**Supplied material**
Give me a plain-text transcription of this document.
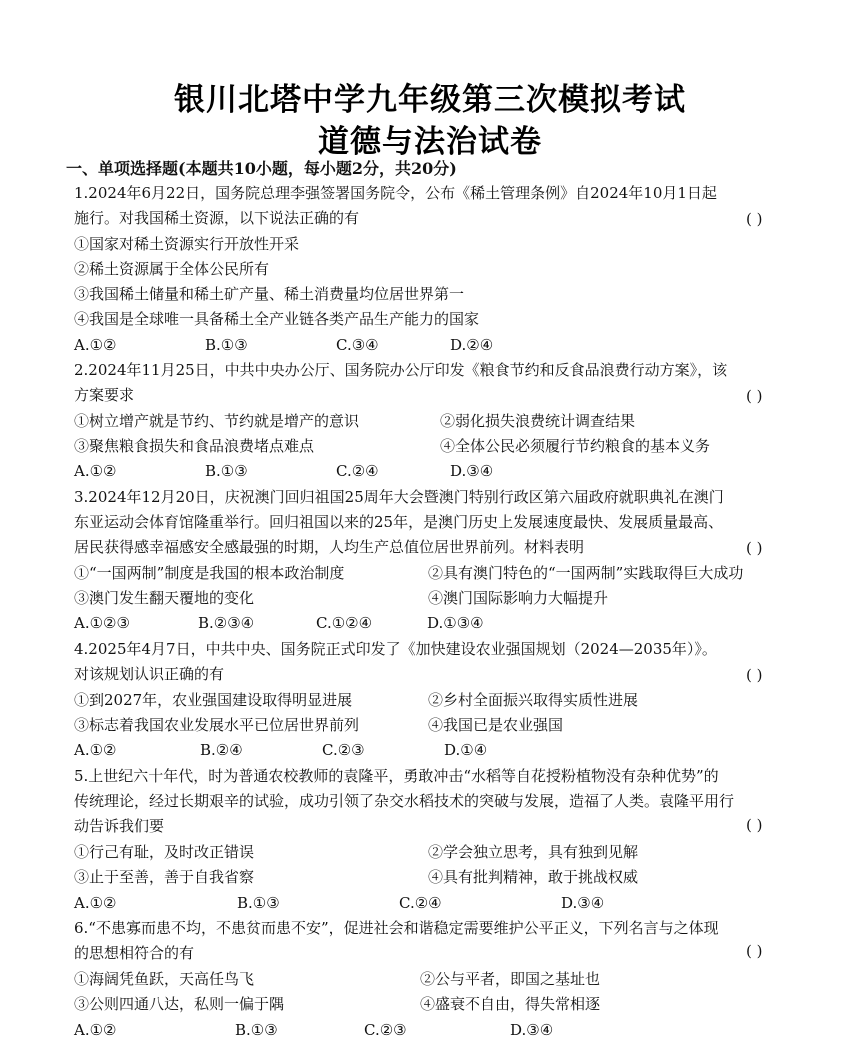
银川北塔中学九年级第三次模拟考试
道德与法治试卷
一、单项选择题(本题共10小题，每小题2分，共20分)
1.2024年6月22日，国务院总理李强签署国务院令，公布《稀土管理条例》自2024年10月1日起
施行。对我国稀土资源，以下说法正确的有	( )
①国家对稀土资源实行开放性开采
②稀土资源属于全体公民所有
③我国稀土储量和稀土矿产量、稀土消费量均位居世界第一
④我国是全球唯一具备稀土全产业链各类产品生产能力的国家
A.①②	B.①③	C.③④	D.②④
2.2024年11月25日，中共中央办公厅、国务院办公厅印发《粮食节约和反食品浪费行动方案》，该
方案要求	( )
①树立增产就是节约、节约就是增产的意识	②弱化损失浪费统计调查结果
③聚焦粮食损失和食品浪费堵点难点	④全体公民必须履行节约粮食的基本义务
A.①②	B.①③	C.②④	D.③④
3.2024年12月20日，庆祝澳门回归祖国25周年大会暨澳门特别行政区第六届政府就职典礼在澳门
东亚运动会体育馆隆重举行。回归祖国以来的25年，是澳门历史上发展速度最快、发展质量最高、
居民获得感幸福感安全感最强的时期，人均生产总值位居世界前列。材料表明	( )
①“一国两制”制度是我国的根本政治制度	②具有澳门特色的“一国两制”实践取得巨大成功
③澳门发生翻天覆地的变化	④澳门国际影响力大幅提升
A.①②③	B.②③④	C.①②④	D.①③④
4.2025年4月7日，中共中央、国务院正式印发了《加快建设农业强国规划（2024—2035年）》。
对该规划认识正确的有	( )
①到2027年，农业强国建设取得明显进展	②乡村全面振兴取得实质性进展
③标志着我国农业发展水平已位居世界前列	④我国已是农业强国
A.①②	B.②④	C.②③	D.①④
5.上世纪六十年代，时为普通农校教师的袁隆平，勇敢冲击“水稻等自花授粉植物没有杂种优势”的
传统理论，经过长期艰辛的试验，成功引领了杂交水稻技术的突破与发展，造福了人类。袁隆平用行
动告诉我们要	( )
①行己有耻，及时改正错误	②学会独立思考，具有独到见解
③止于至善，善于自我省察	④具有批判精神，敢于挑战权威
A.①②	B.①③	C.②④	D.③④
6.“不患寡而患不均，不患贫而患不安”，促进社会和谐稳定需要维护公平正义，下列名言与之体现
的思想相符合的有	( )
①海阔凭鱼跃，天高任鸟飞	②公与平者，即国之基址也
③公则四通八达，私则一偏于隅	④盛衰不自由，得失常相逐
A.①②	B.①③	C.②③	D.③④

**Given instruction**
Repeat the data exactly, dropping every picture it holds.

**Exercise output**
Give me a plain-text transcription of this document.
银川北塔中学九年级第三次模拟考试
道德与法治试卷
一、单项选择题(本题共10小题，每小题2分，共20分)
1.2024年6月22日，国务院总理李强签署国务院令，公布《稀土管理条例》自2024年10月1日起
施行。对我国稀土资源，以下说法正确的有	( )
①国家对稀土资源实行开放性开采
②稀土资源属于全体公民所有
③我国稀土储量和稀土矿产量、稀土消费量均位居世界第一
④我国是全球唯一具备稀土全产业链各类产品生产能力的国家
A.①②	B.①③	C.③④	D.②④
2.2024年11月25日，中共中央办公厅、国务院办公厅印发《粮食节约和反食品浪费行动方案》，该
方案要求	( )
①树立增产就是节约、节约就是增产的意识	②弱化损失浪费统计调查结果
③聚焦粮食损失和食品浪费堵点难点	④全体公民必须履行节约粮食的基本义务
A.①②	B.①③	C.②④	D.③④
3.2024年12月20日，庆祝澳门回归祖国25周年大会暨澳门特别行政区第六届政府就职典礼在澳门
东亚运动会体育馆隆重举行。回归祖国以来的25年，是澳门历史上发展速度最快、发展质量最高、
居民获得感幸福感安全感最强的时期，人均生产总值位居世界前列。材料表明	( )
①“一国两制”制度是我国的根本政治制度	②具有澳门特色的“一国两制”实践取得巨大成功
③澳门发生翻天覆地的变化	④澳门国际影响力大幅提升
A.①②③	B.②③④	C.①②④	D.①③④
4.2025年4月7日，中共中央、国务院正式印发了《加快建设农业强国规划（2024—2035年）》。
对该规划认识正确的有	( )
①到2027年，农业强国建设取得明显进展	②乡村全面振兴取得实质性进展
③标志着我国农业发展水平已位居世界前列	④我国已是农业强国
A.①②	B.②④	C.②③	D.①④
5.上世纪六十年代，时为普通农校教师的袁隆平，勇敢冲击“水稻等自花授粉植物没有杂种优势”的
传统理论，经过长期艰辛的试验，成功引领了杂交水稻技术的突破与发展，造福了人类。袁隆平用行
动告诉我们要	( )
①行己有耻，及时改正错误	②学会独立思考，具有独到见解
③止于至善，善于自我省察	④具有批判精神，敢于挑战权威
A.①②	B.①③	C.②④	D.③④
6.“不患寡而患不均，不患贫而患不安”，促进社会和谐稳定需要维护公平正义，下列名言与之体现
的思想相符合的有	( )
①海阔凭鱼跃，天高任鸟飞	②公与平者，即国之基址也
③公则四通八达，私则一偏于隅	④盛衰不自由，得失常相逐
A.①②	B.①③	C.②③	D.③④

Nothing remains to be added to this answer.